What you need to do – For each line in the data below that holds "text", return a copy.

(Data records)
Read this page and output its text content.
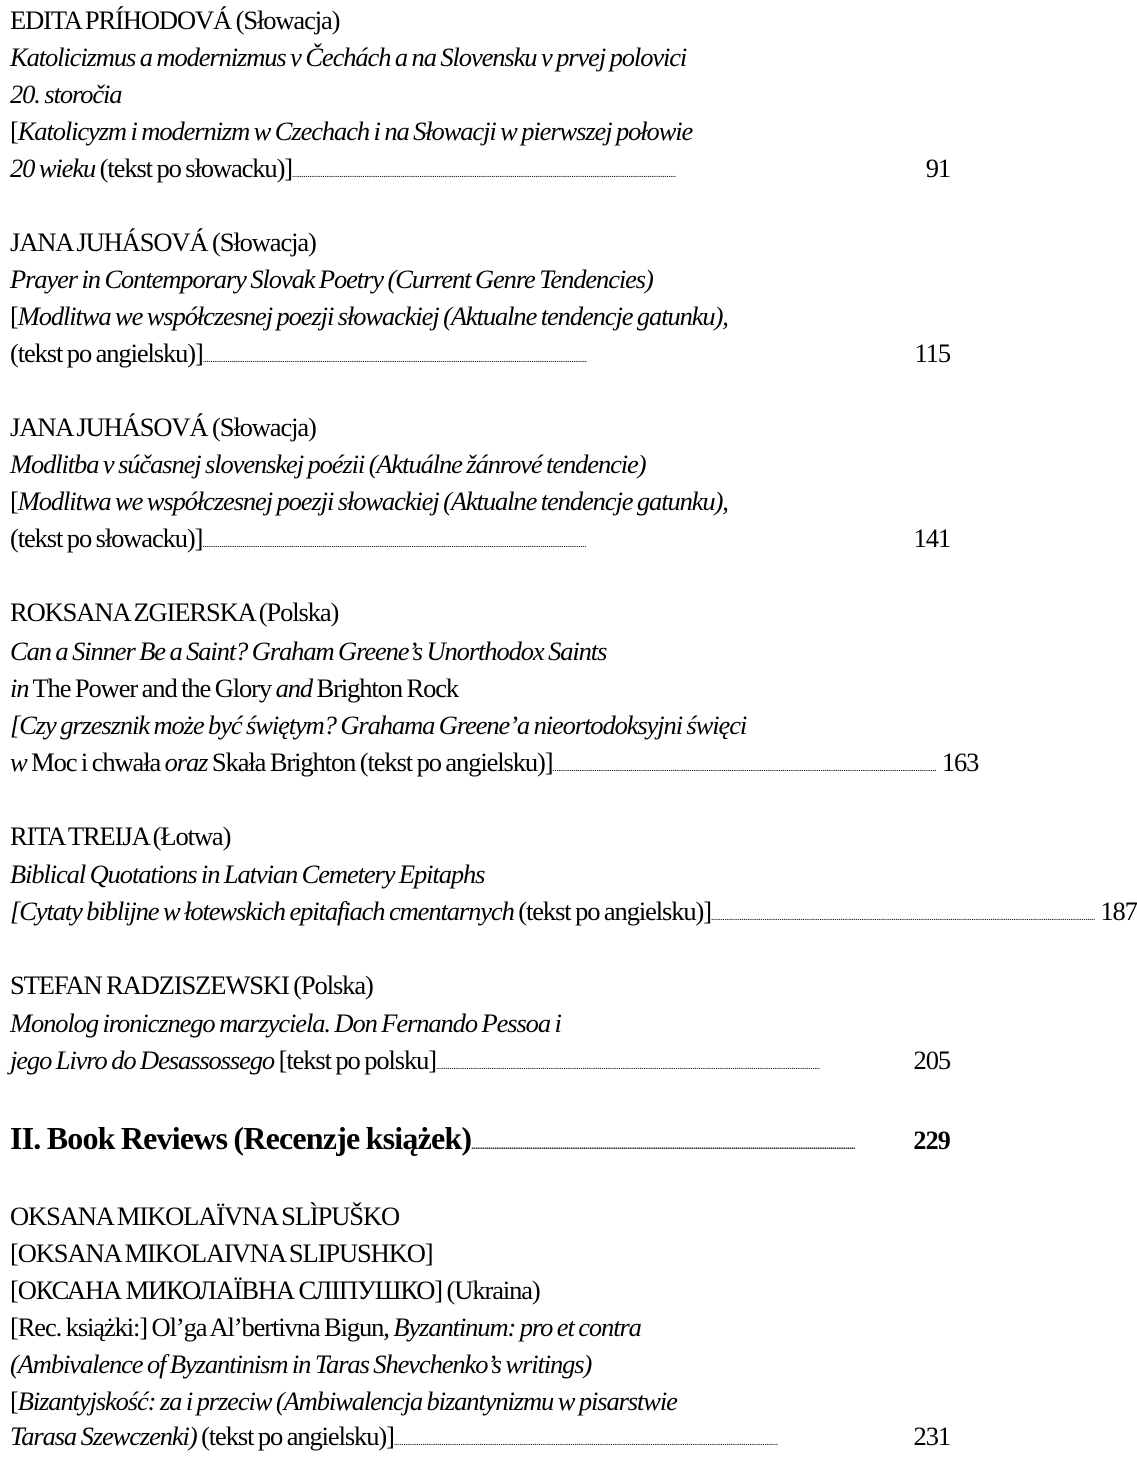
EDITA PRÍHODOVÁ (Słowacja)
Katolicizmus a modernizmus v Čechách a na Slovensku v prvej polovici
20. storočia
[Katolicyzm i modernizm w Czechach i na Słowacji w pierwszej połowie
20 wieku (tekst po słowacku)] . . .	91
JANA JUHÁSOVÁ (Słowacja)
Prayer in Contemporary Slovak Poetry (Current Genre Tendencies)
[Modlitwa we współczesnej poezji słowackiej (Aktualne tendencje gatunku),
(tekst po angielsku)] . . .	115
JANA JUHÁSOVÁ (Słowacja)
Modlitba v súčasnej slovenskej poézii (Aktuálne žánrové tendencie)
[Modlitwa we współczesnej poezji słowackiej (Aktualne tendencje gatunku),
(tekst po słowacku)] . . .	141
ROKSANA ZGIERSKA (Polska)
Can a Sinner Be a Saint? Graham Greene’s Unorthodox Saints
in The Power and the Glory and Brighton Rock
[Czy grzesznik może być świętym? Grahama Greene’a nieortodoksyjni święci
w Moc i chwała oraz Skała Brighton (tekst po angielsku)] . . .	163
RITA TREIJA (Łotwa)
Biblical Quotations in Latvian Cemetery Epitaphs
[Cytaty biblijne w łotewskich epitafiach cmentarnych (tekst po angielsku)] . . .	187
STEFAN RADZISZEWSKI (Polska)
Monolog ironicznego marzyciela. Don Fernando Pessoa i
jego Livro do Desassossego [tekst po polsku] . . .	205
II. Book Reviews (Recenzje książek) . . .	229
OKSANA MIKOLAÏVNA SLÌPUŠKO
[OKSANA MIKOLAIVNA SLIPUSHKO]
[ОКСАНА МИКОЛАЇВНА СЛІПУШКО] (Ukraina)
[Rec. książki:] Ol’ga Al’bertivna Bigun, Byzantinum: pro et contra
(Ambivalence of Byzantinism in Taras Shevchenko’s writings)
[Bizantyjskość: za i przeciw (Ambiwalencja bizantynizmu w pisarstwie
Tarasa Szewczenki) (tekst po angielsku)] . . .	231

* * *

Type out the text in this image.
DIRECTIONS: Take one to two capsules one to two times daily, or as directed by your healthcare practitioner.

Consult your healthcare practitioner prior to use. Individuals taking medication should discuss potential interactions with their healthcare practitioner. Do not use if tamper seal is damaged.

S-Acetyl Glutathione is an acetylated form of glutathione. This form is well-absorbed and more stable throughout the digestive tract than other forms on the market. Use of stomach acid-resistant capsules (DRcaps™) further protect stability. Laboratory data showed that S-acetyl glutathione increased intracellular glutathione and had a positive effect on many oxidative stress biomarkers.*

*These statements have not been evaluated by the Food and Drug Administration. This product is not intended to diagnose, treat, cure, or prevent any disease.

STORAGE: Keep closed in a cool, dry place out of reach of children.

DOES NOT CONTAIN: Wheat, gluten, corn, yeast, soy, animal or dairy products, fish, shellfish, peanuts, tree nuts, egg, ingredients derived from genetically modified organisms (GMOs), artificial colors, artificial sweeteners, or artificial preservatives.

Complete answer –
Read this page and output its text content.
Type out the text in this image.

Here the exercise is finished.